**THE INPUT**
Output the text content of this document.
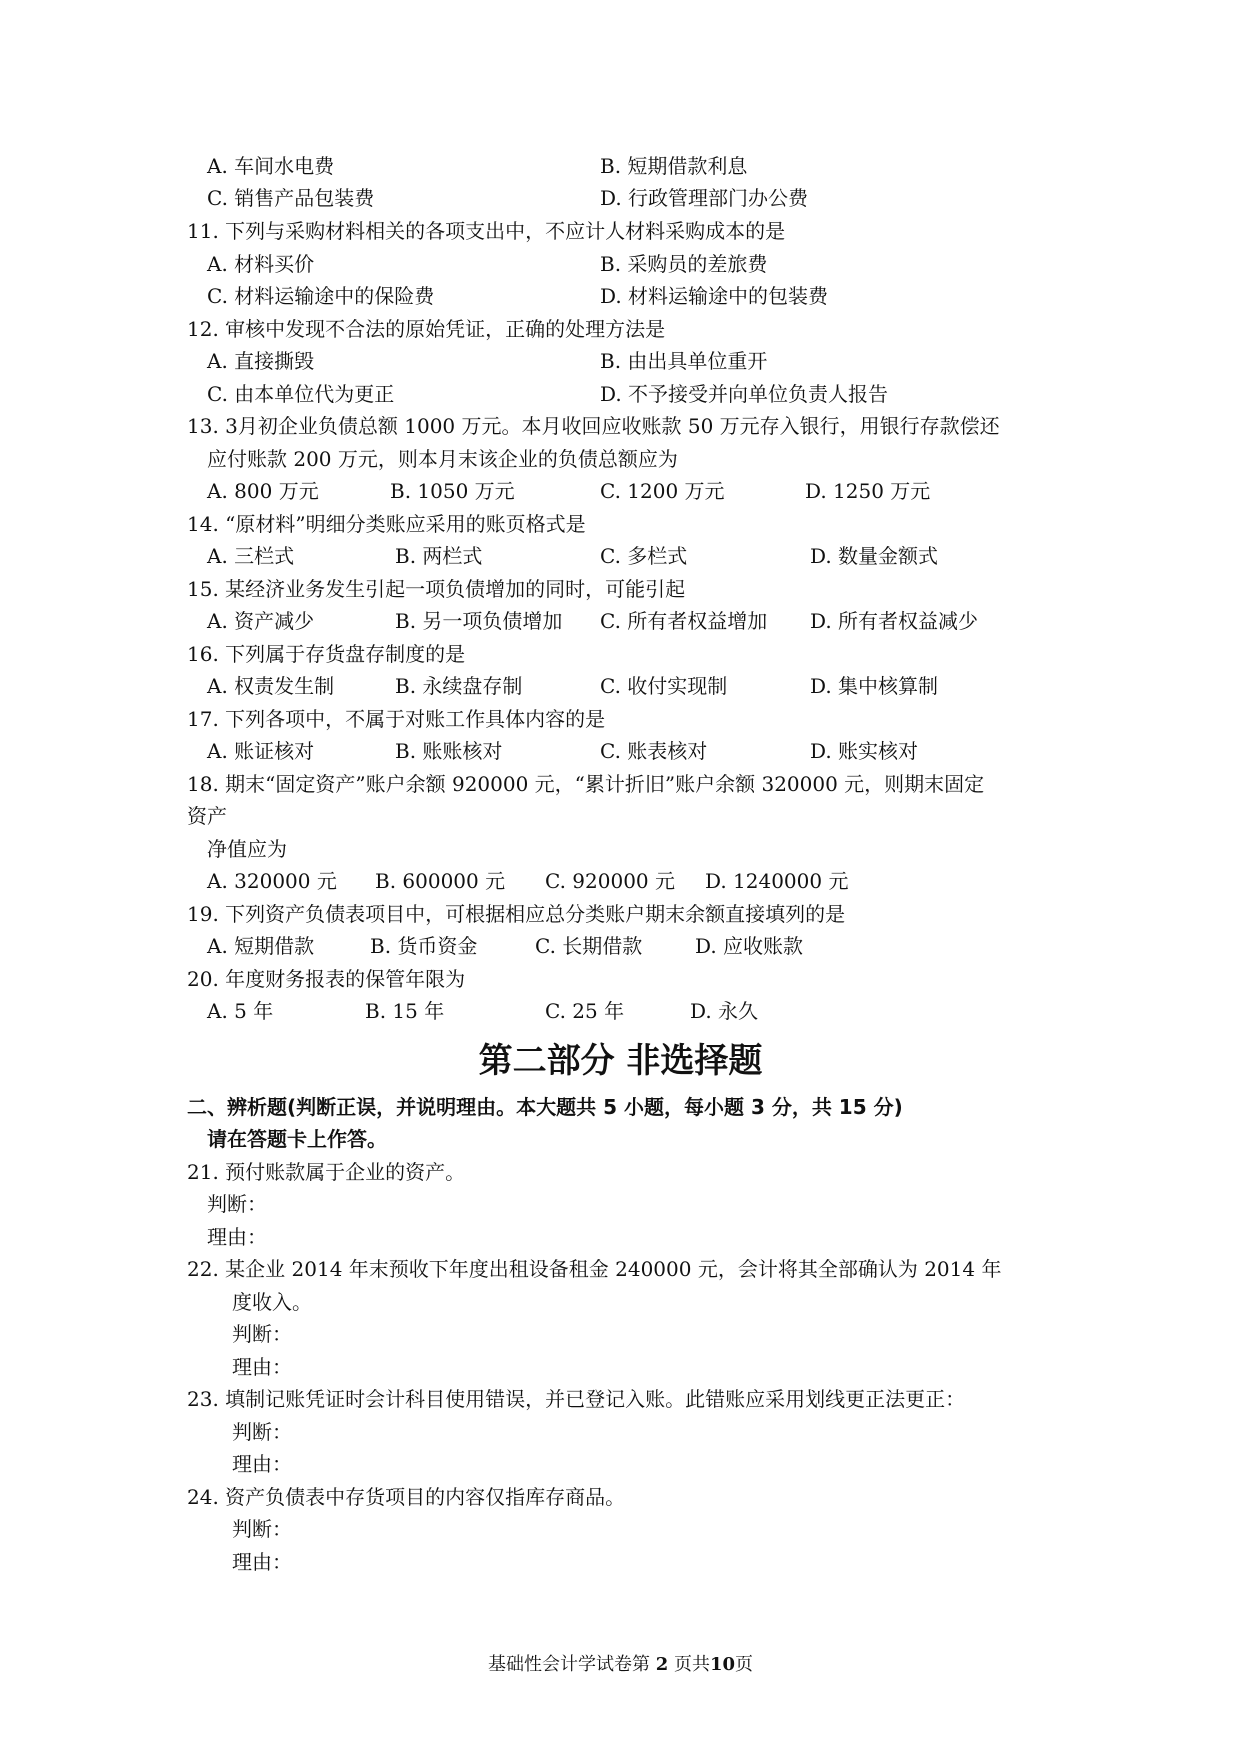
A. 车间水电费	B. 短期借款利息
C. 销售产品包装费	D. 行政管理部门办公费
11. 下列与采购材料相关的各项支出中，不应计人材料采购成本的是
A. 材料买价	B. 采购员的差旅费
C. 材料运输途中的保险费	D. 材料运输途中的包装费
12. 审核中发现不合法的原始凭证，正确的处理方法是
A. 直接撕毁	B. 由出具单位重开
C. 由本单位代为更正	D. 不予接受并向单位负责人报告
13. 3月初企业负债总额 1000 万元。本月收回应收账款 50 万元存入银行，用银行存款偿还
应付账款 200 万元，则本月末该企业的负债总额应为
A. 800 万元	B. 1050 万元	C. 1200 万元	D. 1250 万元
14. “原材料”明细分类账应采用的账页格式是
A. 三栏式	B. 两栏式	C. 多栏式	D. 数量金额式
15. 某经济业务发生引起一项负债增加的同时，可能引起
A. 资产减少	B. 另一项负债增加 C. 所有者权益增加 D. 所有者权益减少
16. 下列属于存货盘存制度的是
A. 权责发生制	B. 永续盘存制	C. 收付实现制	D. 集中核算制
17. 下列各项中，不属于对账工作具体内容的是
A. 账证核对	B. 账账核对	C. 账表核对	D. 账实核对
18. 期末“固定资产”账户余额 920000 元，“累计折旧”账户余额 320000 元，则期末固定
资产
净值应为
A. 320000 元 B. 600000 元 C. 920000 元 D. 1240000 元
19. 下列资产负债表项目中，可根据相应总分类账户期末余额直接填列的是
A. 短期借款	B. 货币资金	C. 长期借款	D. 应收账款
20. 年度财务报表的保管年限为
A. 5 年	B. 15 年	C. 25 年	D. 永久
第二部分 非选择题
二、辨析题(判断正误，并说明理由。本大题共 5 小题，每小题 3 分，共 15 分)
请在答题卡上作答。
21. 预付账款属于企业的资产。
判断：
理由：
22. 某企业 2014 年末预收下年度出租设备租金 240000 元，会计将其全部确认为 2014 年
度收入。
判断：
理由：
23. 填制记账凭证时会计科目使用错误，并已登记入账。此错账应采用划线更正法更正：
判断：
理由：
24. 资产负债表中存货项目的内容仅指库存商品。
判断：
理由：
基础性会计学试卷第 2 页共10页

* * *

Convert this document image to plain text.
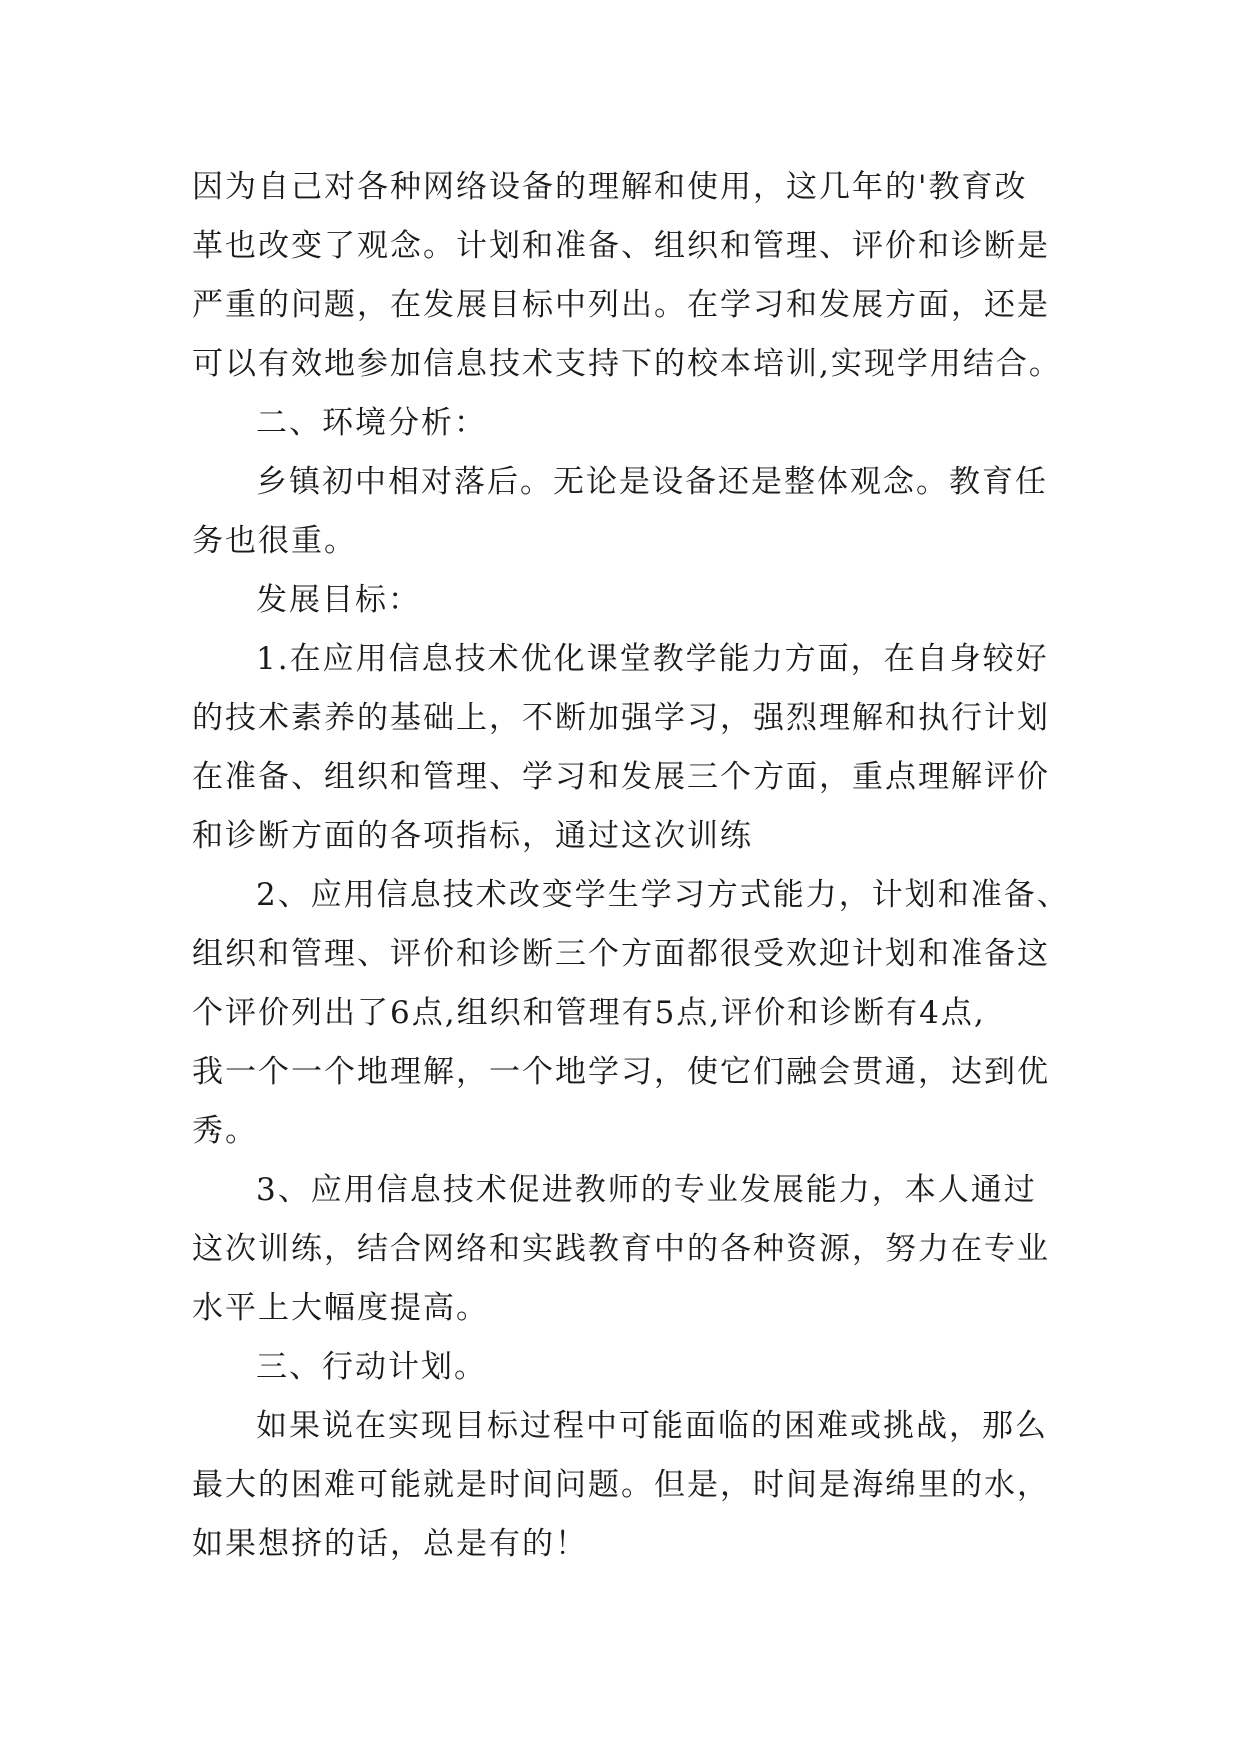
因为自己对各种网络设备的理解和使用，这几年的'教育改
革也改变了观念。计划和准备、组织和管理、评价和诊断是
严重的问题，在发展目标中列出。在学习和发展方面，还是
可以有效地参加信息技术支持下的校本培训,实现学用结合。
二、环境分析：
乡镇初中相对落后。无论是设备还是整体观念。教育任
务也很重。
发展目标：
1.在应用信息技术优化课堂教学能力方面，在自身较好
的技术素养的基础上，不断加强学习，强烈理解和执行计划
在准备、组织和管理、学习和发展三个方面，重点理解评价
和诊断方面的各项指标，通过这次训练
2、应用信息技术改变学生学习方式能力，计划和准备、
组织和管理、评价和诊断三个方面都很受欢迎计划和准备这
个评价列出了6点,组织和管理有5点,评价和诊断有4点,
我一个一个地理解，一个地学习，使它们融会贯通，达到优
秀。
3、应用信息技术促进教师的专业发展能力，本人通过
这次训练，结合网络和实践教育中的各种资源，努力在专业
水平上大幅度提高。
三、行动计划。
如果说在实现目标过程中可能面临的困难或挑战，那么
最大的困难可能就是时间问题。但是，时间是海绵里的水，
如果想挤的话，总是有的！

**GIVEN TASK**
Pick out the lines containing the string "document" and show them.

**EXERCISE RESPONSE**
Output the text content of this document.
Convert this document image to plain text.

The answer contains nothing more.